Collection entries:
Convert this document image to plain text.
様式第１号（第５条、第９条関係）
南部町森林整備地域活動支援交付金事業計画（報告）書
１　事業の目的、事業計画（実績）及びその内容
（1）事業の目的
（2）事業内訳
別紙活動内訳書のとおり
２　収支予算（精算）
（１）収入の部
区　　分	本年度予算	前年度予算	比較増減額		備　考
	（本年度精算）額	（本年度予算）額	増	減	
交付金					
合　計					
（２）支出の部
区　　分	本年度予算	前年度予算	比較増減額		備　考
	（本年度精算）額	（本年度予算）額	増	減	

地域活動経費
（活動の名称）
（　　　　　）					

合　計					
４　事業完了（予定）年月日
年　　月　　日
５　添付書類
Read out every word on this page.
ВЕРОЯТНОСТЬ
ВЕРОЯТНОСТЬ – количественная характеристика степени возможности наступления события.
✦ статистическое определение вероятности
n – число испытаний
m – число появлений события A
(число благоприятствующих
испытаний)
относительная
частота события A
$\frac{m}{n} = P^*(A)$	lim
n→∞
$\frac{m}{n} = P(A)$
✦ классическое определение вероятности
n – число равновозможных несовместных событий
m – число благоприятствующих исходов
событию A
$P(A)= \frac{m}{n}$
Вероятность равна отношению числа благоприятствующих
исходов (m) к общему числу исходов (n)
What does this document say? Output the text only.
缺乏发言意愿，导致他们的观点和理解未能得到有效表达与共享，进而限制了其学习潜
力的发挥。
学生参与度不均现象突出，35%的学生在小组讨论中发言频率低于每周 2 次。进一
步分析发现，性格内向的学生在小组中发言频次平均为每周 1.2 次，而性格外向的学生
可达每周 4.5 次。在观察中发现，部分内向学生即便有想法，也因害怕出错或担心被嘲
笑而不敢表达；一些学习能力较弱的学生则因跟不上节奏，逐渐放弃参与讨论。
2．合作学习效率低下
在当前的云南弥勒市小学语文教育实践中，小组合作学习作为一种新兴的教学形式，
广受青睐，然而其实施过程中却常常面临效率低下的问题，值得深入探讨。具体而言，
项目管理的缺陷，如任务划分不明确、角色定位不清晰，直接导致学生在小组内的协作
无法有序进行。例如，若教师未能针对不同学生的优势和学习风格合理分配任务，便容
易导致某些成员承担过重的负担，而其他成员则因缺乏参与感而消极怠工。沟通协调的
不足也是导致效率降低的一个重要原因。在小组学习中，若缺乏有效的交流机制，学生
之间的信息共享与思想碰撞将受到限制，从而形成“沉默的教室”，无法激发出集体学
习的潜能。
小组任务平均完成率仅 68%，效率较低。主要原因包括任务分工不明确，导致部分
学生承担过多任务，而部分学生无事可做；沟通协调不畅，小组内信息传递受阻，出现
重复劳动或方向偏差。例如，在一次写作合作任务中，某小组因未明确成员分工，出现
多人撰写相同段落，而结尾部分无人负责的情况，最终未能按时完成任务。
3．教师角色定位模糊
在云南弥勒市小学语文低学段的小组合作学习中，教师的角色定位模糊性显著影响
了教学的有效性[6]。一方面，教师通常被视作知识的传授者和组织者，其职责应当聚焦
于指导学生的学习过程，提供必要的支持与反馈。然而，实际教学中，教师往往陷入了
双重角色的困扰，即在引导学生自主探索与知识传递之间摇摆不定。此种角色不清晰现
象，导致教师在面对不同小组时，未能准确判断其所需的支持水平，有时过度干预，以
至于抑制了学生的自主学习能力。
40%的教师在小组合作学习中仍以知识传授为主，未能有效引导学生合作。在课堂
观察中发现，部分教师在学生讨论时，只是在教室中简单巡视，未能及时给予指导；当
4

#### The request
Copy exactly the lines of the listing above, beginning at the line with "What does this" and ending at its final line; write out nothing else.

#### Answer to the problem
What does this document say? Output the text only.
缺乏发言意愿，导致他们的观点和理解未能得到有效表达与共享，进而限制了其学习潜
力的发挥。
学生参与度不均现象突出，35%的学生在小组讨论中发言频率低于每周 2 次。进一
步分析发现，性格内向的学生在小组中发言频次平均为每周 1.2 次，而性格外向的学生
可达每周 4.5 次。在观察中发现，部分内向学生即便有想法，也因害怕出错或担心被嘲
笑而不敢表达；一些学习能力较弱的学生则因跟不上节奏，逐渐放弃参与讨论。
2．合作学习效率低下
在当前的云南弥勒市小学语文教育实践中，小组合作学习作为一种新兴的教学形式，
广受青睐，然而其实施过程中却常常面临效率低下的问题，值得深入探讨。具体而言，
项目管理的缺陷，如任务划分不明确、角色定位不清晰，直接导致学生在小组内的协作
无法有序进行。例如，若教师未能针对不同学生的优势和学习风格合理分配任务，便容
易导致某些成员承担过重的负担，而其他成员则因缺乏参与感而消极怠工。沟通协调的
不足也是导致效率降低的一个重要原因。在小组学习中，若缺乏有效的交流机制，学生
之间的信息共享与思想碰撞将受到限制，从而形成“沉默的教室”，无法激发出集体学
习的潜能。
小组任务平均完成率仅 68%，效率较低。主要原因包括任务分工不明确，导致部分
学生承担过多任务，而部分学生无事可做；沟通协调不畅，小组内信息传递受阻，出现
重复劳动或方向偏差。例如，在一次写作合作任务中，某小组因未明确成员分工，出现
多人撰写相同段落，而结尾部分无人负责的情况，最终未能按时完成任务。
3．教师角色定位模糊
在云南弥勒市小学语文低学段的小组合作学习中，教师的角色定位模糊性显著影响
了教学的有效性[6]。一方面，教师通常被视作知识的传授者和组织者，其职责应当聚焦
于指导学生的学习过程，提供必要的支持与反馈。然而，实际教学中，教师往往陷入了
双重角色的困扰，即在引导学生自主探索与知识传递之间摇摆不定。此种角色不清晰现
象，导致教师在面对不同小组时，未能准确判断其所需的支持水平，有时过度干预，以
至于抑制了学生的自主学习能力。
40%的教师在小组合作学习中仍以知识传授为主，未能有效引导学生合作。在课堂
观察中发现，部分教师在学生讨论时，只是在教室中简单巡视，未能及时给予指导；当
4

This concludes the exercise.